◆ O que fazer: Organize todo o material abaixo numa tabela em Markdown com as colunas "Número" e "Linha", uma linha do material por fila, numeradas em ordem. Deixe de fora as linhas em branco.

- - -

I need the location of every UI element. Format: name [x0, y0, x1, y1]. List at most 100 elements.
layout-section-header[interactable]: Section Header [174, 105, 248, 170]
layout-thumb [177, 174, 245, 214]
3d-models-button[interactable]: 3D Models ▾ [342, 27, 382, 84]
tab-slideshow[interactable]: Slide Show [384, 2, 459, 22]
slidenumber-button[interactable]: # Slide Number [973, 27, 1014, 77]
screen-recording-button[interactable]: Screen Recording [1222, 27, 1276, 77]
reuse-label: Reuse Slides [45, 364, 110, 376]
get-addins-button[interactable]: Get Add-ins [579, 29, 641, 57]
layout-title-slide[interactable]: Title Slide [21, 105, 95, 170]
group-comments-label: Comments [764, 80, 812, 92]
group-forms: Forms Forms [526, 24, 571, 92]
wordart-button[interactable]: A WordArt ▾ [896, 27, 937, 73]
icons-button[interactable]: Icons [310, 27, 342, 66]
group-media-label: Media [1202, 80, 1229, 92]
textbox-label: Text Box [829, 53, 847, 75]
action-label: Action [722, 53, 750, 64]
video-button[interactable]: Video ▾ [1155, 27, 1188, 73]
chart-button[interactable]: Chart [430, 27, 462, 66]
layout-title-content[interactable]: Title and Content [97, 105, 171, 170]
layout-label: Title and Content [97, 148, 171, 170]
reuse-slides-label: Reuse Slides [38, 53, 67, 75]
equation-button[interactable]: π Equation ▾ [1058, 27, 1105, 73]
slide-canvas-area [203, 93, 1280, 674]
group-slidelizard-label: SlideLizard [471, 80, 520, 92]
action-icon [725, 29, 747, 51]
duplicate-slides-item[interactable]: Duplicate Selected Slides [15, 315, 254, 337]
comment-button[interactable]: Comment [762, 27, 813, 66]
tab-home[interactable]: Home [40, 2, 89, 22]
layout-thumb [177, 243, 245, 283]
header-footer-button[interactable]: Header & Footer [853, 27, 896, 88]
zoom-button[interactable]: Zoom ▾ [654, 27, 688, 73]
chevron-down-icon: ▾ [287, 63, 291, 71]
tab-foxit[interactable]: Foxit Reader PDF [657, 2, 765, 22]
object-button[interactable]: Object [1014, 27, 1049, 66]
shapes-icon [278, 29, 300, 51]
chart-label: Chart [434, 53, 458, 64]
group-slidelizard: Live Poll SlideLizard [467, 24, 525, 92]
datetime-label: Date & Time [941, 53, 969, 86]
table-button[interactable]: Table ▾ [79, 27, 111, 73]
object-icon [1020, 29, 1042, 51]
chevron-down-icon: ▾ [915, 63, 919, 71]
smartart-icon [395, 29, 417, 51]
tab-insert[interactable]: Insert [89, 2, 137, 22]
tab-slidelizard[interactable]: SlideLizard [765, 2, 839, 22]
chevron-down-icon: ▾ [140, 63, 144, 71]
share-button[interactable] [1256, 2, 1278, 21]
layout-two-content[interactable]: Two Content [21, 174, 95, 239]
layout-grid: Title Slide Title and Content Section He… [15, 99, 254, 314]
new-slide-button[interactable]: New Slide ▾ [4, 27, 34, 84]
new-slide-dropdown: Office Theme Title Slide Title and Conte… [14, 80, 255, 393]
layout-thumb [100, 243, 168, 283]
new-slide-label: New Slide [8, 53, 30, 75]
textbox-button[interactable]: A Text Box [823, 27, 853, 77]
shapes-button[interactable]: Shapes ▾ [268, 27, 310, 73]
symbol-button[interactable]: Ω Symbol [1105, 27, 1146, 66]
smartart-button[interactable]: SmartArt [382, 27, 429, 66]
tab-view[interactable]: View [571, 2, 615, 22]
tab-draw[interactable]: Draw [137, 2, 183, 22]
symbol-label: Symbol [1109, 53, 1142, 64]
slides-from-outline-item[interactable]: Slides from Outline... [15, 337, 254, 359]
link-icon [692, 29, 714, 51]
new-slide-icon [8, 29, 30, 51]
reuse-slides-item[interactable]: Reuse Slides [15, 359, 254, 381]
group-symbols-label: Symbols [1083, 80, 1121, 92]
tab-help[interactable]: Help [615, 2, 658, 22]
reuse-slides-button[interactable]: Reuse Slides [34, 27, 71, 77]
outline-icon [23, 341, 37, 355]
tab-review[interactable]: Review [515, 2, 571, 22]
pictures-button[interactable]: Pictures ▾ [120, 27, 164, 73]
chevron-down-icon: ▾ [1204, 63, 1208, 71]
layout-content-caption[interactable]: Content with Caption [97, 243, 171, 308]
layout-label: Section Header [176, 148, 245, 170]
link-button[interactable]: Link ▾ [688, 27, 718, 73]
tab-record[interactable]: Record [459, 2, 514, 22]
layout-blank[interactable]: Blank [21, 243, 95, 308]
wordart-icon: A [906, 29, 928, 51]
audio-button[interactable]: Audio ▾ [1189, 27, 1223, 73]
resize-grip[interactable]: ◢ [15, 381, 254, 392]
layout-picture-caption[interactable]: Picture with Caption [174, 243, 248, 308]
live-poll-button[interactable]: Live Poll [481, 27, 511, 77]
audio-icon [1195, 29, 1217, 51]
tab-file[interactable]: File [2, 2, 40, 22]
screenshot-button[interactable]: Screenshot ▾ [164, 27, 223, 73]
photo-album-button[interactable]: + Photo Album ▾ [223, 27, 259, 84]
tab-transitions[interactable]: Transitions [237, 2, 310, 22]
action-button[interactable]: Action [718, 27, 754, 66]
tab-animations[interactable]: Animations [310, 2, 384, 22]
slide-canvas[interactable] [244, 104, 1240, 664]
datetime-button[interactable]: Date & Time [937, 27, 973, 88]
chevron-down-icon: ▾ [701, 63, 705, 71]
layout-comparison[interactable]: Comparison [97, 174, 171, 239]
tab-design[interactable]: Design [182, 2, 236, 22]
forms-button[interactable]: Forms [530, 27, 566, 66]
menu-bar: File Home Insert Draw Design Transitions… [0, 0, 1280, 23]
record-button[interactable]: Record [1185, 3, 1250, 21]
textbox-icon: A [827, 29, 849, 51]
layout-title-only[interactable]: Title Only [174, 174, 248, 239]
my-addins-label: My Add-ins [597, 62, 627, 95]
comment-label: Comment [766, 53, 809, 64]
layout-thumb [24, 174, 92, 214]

- - -

◆ Resposta:
| Número | Linha |
|---|---|
| 1 | I need the location of every UI element. Format: name [x0, y0, x1, y1]. List at most 100 elements. |
| 2 | layout-section-header[interactable]: Section Header [174, 105, 248, 170] |
| 3 | layout-thumb [177, 174, 245, 214] |
| 4 | 3d-models-button[interactable]: 3D Models ▾ [342, 27, 382, 84] |
| 5 | tab-slideshow[interactable]: Slide Show [384, 2, 459, 22] |
| 6 | slidenumber-button[interactable]: # Slide Number [973, 27, 1014, 77] |
| 7 | screen-recording-button[interactable]: Screen Recording [1222, 27, 1276, 77] |
| 8 | reuse-label: Reuse Slides [45, 364, 110, 376] |
| 9 | get-addins-button[interactable]: Get Add-ins [579, 29, 641, 57] |
| 10 | layout-title-slide[interactable]: Title Slide [21, 105, 95, 170] |
| 11 | group-comments-label: Comments [764, 80, 812, 92] |
| 12 | group-forms: Forms Forms [526, 24, 571, 92] |
| 13 | wordart-button[interactable]: A WordArt ▾ [896, 27, 937, 73] |
| 14 | icons-button[interactable]: Icons [310, 27, 342, 66] |
| 15 | group-media-label: Media [1202, 80, 1229, 92] |
| 16 | textbox-label: Text Box [829, 53, 847, 75] |
| 17 | action-label: Action [722, 53, 750, 64] |
| 18 | video-button[interactable]: Video ▾ [1155, 27, 1188, 73] |
| 19 | chart-button[interactable]: Chart [430, 27, 462, 66] |
| 20 | layout-title-content[interactable]: Title and Content [97, 105, 171, 170] |
| 21 | layout-label: Title and Content [97, 148, 171, 170] |
| 22 | reuse-slides-label: Reuse Slides [38, 53, 67, 75] |
| 23 | equation-button[interactable]: π Equation ▾ [1058, 27, 1105, 73] |
| 24 | slide-canvas-area [203, 93, 1280, 674] |
| 25 | group-slidelizard-label: SlideLizard [471, 80, 520, 92] |
| 26 | action-icon [725, 29, 747, 51] |
| 27 | duplicate-slides-item[interactable]: Duplicate Selected Slides [15, 315, 254, 337] |
| 28 | comment-button[interactable]: Comment [762, 27, 813, 66] |
| 29 | tab-home[interactable]: Home [40, 2, 89, 22] |
| 30 | layout-thumb [177, 243, 245, 283] |
| 31 | header-footer-button[interactable]: Header & Footer [853, 27, 896, 88] |
| 32 | zoom-button[interactable]: Zoom ▾ [654, 27, 688, 73] |
| 33 | chevron-down-icon: ▾ [287, 63, 291, 71] |
| 34 | tab-foxit[interactable]: Foxit Reader PDF [657, 2, 765, 22] |
| 35 | object-button[interactable]: Object [1014, 27, 1049, 66] |
| 36 | shapes-icon [278, 29, 300, 51] |
| 37 | chart-label: Chart [434, 53, 458, 64] |
| 38 | group-slidelizard: Live Poll SlideLizard [467, 24, 525, 92] |
| 39 | datetime-label: Date & Time [941, 53, 969, 86] |
| 40 | table-button[interactable]: Table ▾ [79, 27, 111, 73] |
| 41 | object-icon [1020, 29, 1042, 51] |
| 42 | chevron-down-icon: ▾ [915, 63, 919, 71] |
| 43 | smartart-icon [395, 29, 417, 51] |
| 44 | tab-insert[interactable]: Insert [89, 2, 137, 22] |
| 45 | tab-slidelizard[interactable]: SlideLizard [765, 2, 839, 22] |
| 46 | chevron-down-icon: ▾ [140, 63, 144, 71] |
| 47 | share-button[interactable] [1256, 2, 1278, 21] |
| 48 | layout-two-content[interactable]: Two Content [21, 174, 95, 239] |
| 49 | layout-grid: Title Slide Title and Content Section He… [15, 99, 254, 314] |
| 50 | new-slide-button[interactable]: New Slide ▾ [4, 27, 34, 84] |
| 51 | new-slide-dropdown: Office Theme Title Slide Title and Conte… [14, 80, 255, 393] |
| 52 | layout-thumb [100, 243, 168, 283] |
| 53 | new-slide-label: New Slide [8, 53, 30, 75] |
| 54 | textbox-button[interactable]: A Text Box [823, 27, 853, 77] |
| 55 | shapes-button[interactable]: Shapes ▾ [268, 27, 310, 73] |
| 56 | symbol-button[interactable]: Ω Symbol [1105, 27, 1146, 66] |
| 57 | smartart-button[interactable]: SmartArt [382, 27, 429, 66] |
| 58 | tab-view[interactable]: View [571, 2, 615, 22] |
| 59 | tab-draw[interactable]: Draw [137, 2, 183, 22] |
| 60 | symbol-label: Symbol [1109, 53, 1142, 64] |
| 61 | slides-from-outline-item[interactable]: Slides from Outline... [15, 337, 254, 359] |
| 62 | link-icon [692, 29, 714, 51] |
| 63 | new-slide-icon [8, 29, 30, 51] |
| 64 | reuse-slides-item[interactable]: Reuse Slides [15, 359, 254, 381] |
| 65 | group-symbols-label: Symbols [1083, 80, 1121, 92] |
| 66 | tab-help[interactable]: Help [615, 2, 658, 22] |
| 67 | reuse-slides-button[interactable]: Reuse Slides [34, 27, 71, 77] |
| 68 | outline-icon [23, 341, 37, 355] |
| 69 | tab-review[interactable]: Review [515, 2, 571, 22] |
| 70 | pictures-button[interactable]: Pictures ▾ [120, 27, 164, 73] |
| 71 | chevron-down-icon: ▾ [1204, 63, 1208, 71] |
| 72 | layout-content-caption[interactable]: Content with Caption [97, 243, 171, 308] |
| 73 | layout-label: Section Header [176, 148, 245, 170] |
| 74 | link-button[interactable]: Link ▾ [688, 27, 718, 73] |
| 75 | tab-record[interactable]: Record [459, 2, 514, 22] |
| 76 | layout-blank[interactable]: Blank [21, 243, 95, 308] |
| 77 | wordart-icon: A [906, 29, 928, 51] |
| 78 | audio-button[interactable]: Audio ▾ [1189, 27, 1223, 73] |
| 79 | resize-grip[interactable]: ◢ [15, 381, 254, 392] |
| 80 | layout-picture-caption[interactable]: Picture with Caption [174, 243, 248, 308] |
| 81 | live-poll-button[interactable]: Live Poll [481, 27, 511, 77] |
| 82 | audio-icon [1195, 29, 1217, 51] |
| 83 | tab-file[interactable]: File [2, 2, 40, 22] |
| 84 | screenshot-button[interactable]: Screenshot ▾ [164, 27, 223, 73] |
| 85 | photo-album-button[interactable]: + Photo Album ▾ [223, 27, 259, 84] |
| 86 | tab-transitions[interactable]: Transitions [237, 2, 310, 22] |
| 87 | action-button[interactable]: Action [718, 27, 754, 66] |
| 88 | tab-animations[interactable]: Animations [310, 2, 384, 22] |
| 89 | slide-canvas[interactable] [244, 104, 1240, 664] |
| 90 | datetime-button[interactable]: Date & Time [937, 27, 973, 88] |
| 91 | chevron-down-icon: ▾ [701, 63, 705, 71] |
| 92 | layout-comparison[interactable]: Comparison [97, 174, 171, 239] |
| 93 | tab-design[interactable]: Design [182, 2, 236, 22] |
| 94 | forms-button[interactable]: Forms [530, 27, 566, 66] |
| 95 | menu-bar: File Home Insert Draw Design Transitions… [0, 0, 1280, 23] |
| 96 | record-button[interactable]: Record [1185, 3, 1250, 21] |
| 97 | textbox-icon: A [827, 29, 849, 51] |
| 98 | layout-title-only[interactable]: Title Only [174, 174, 248, 239] |
| 99 | my-addins-label: My Add-ins [597, 62, 627, 95] |
| 100 | comment-label: Comment [766, 53, 809, 64] |
| 101 | layout-thumb [24, 174, 92, 214] |